■ **Written problem**: Keep only the lines where "guide" appears.
++++++++++++++++++++
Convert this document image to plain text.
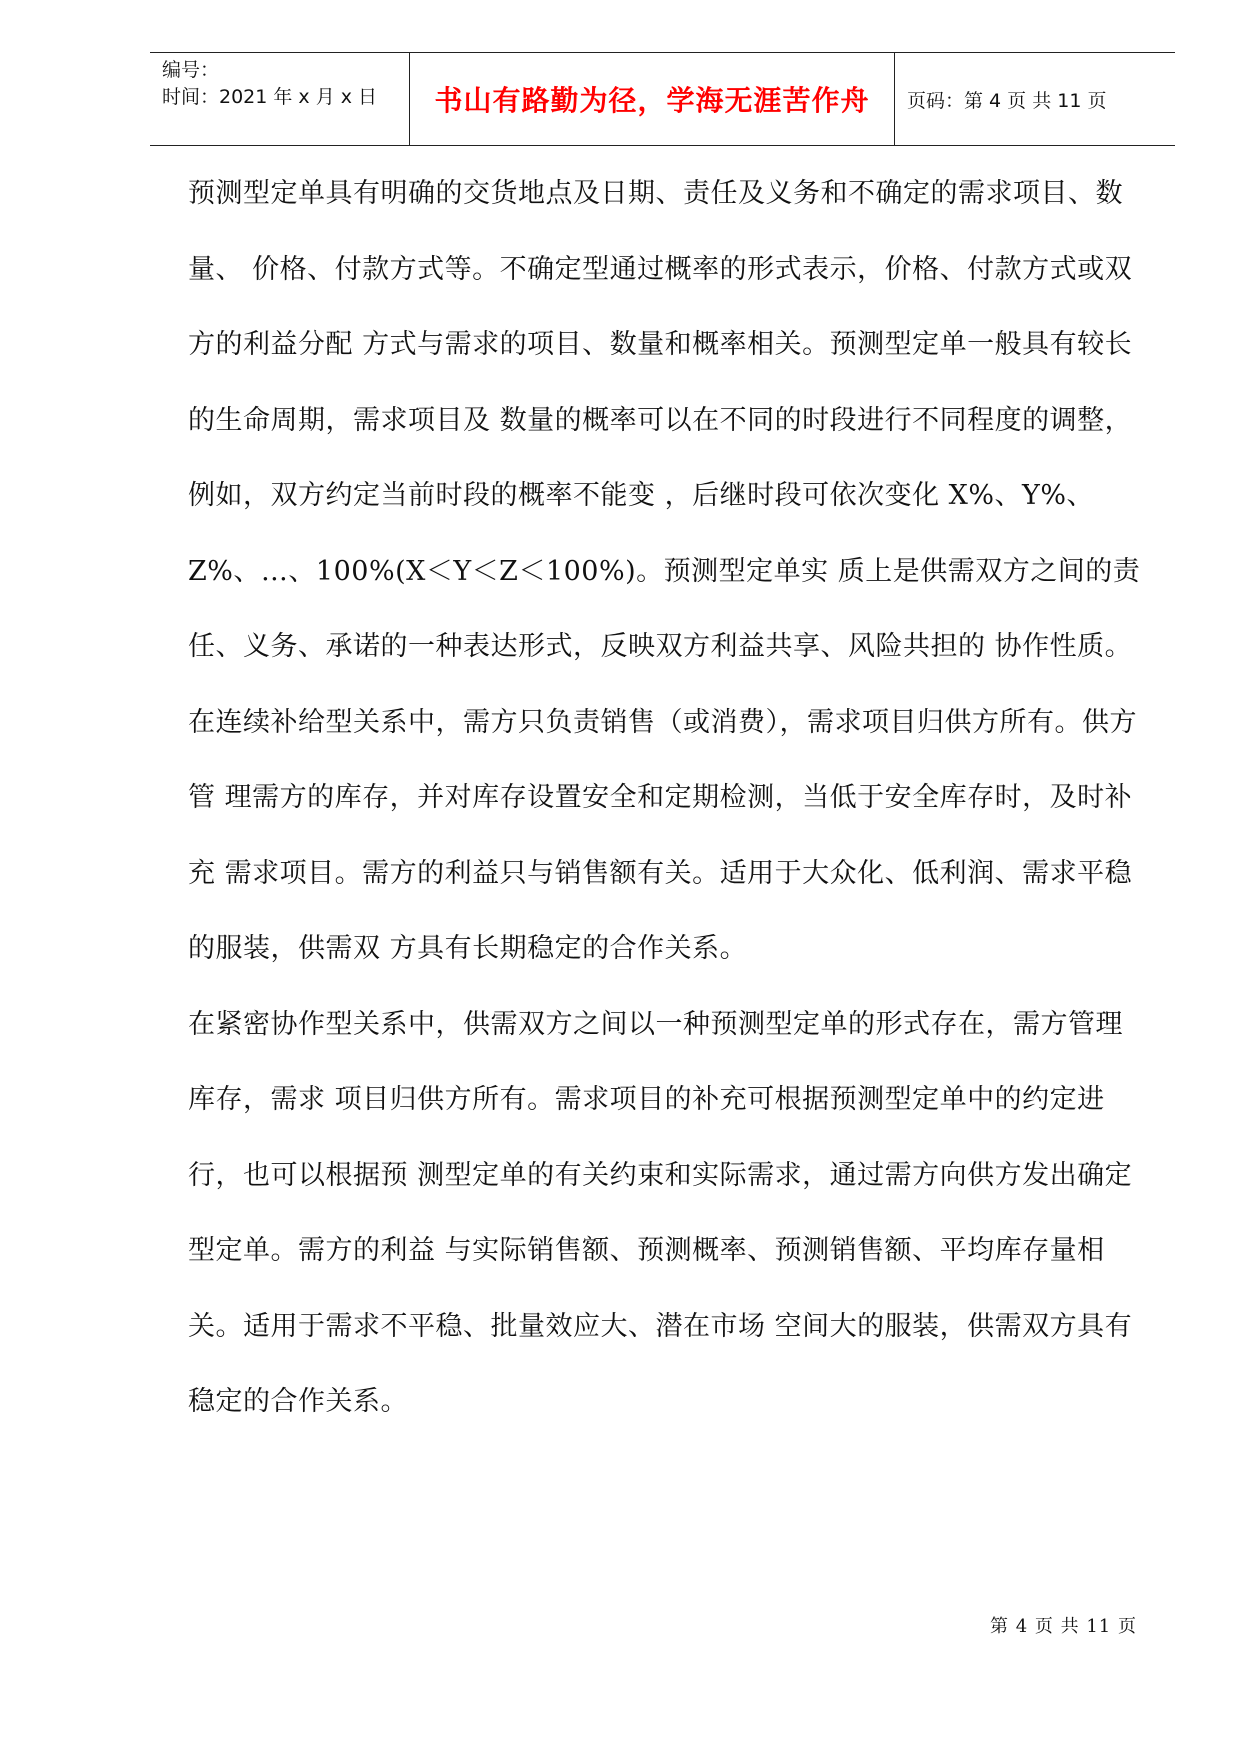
编号：
时间：2021 年 x 月 x 日	书山有路勤为径，学海无涯苦作舟	页码：第 4 页 共 11 页

预测型定单具有明确的交货地点及日期、责任及义务和不确定的需求项目、数量、 价格、付款方式等。不确定型通过概率的形式表示，价格、付款方式或双方的利益分配 方式与需求的项目、数量和概率相关。预测型定单一般具有较长的生命周期，需求项目及 数量的概率可以在不同的时段进行不同程度的调整，例如，双方约定当前时段的概率不能变 ，后继时段可依次变化 X%、Y%、Z%、…、100%(X＜Y＜Z＜100%)。预测型定单实 质上是供需双方之间的责任、义务、承诺的一种表达形式，反映双方利益共享、风险共担的 协作性质。

在连续补给型关系中，需方只负责销售（或消费），需求项目归供方所有。供方管 理需方的库存，并对库存设置安全和定期检测，当低于安全库存时，及时补充 需求项目。需方的利益只与销售额有关。适用于大众化、低利润、需求平稳的服装，供需双 方具有长期稳定的合作关系。

在紧密协作型关系中，供需双方之间以一种预测型定单的形式存在，需方管理库存，需求 项目归供方所有。需求项目的补充可根据预测型定单中的约定进行，也可以根据预 测型定单的有关约束和实际需求，通过需方向供方发出确定型定单。需方的利益 与实际销售额、预测概率、预测销售额、平均库存量相关。适用于需求不平稳、批量效应大、潜在市场 空间大的服装，供需双方具有稳定的合作关系。

第 4 页 共 11 页
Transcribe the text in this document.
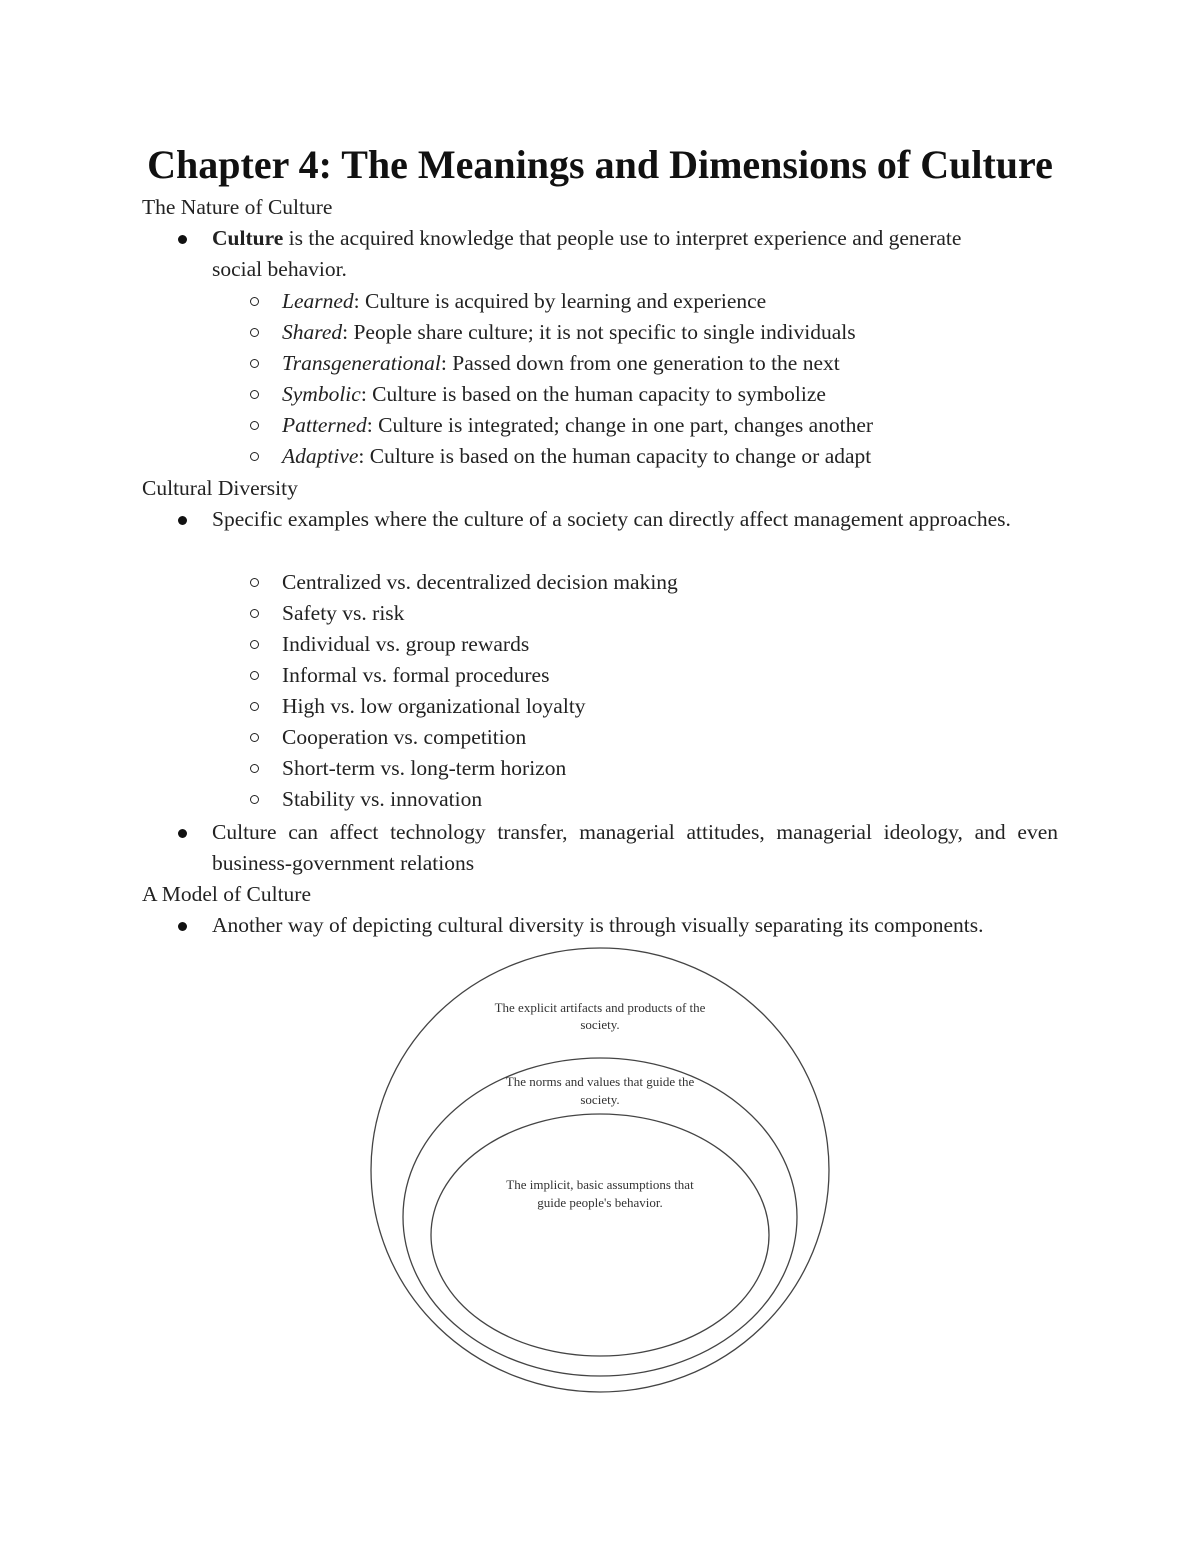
Chapter 4: The Meanings and Dimensions of Culture
The Nature of Culture
Culture is the acquired knowledge that people use to interpret experience and generate
social behavior.
Learned: Culture is acquired by learning and experience
Shared: People share culture; it is not specific to single individuals
Transgenerational: Passed down from one generation to the next
Symbolic: Culture is based on the human capacity to symbolize
Patterned: Culture is integrated; change in one part, changes another
Adaptive: Culture is based on the human capacity to change or adapt
Cultural Diversity
Specific examples where the culture of a society can directly affect management approaches.
Centralized vs. decentralized decision making
Safety vs. risk
Individual vs. group rewards
Informal vs. formal procedures
High vs. low organizational loyalty
Cooperation vs. competition
Short-term vs. long-term horizon
Stability vs. innovation
Culture can affect technology transfer, managerial attitudes, managerial ideology, and even business-government relations
A Model of Culture
Another way of depicting cultural diversity is through visually separating its components.
The explicit artifacts and products of the
society.
The norms and values that guide the
society.
The implicit, basic assumptions that
guide people's behavior.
++++++++++++++++++++
■ **Exercise answer**:
The norms and values that guide the
guide people's behavior.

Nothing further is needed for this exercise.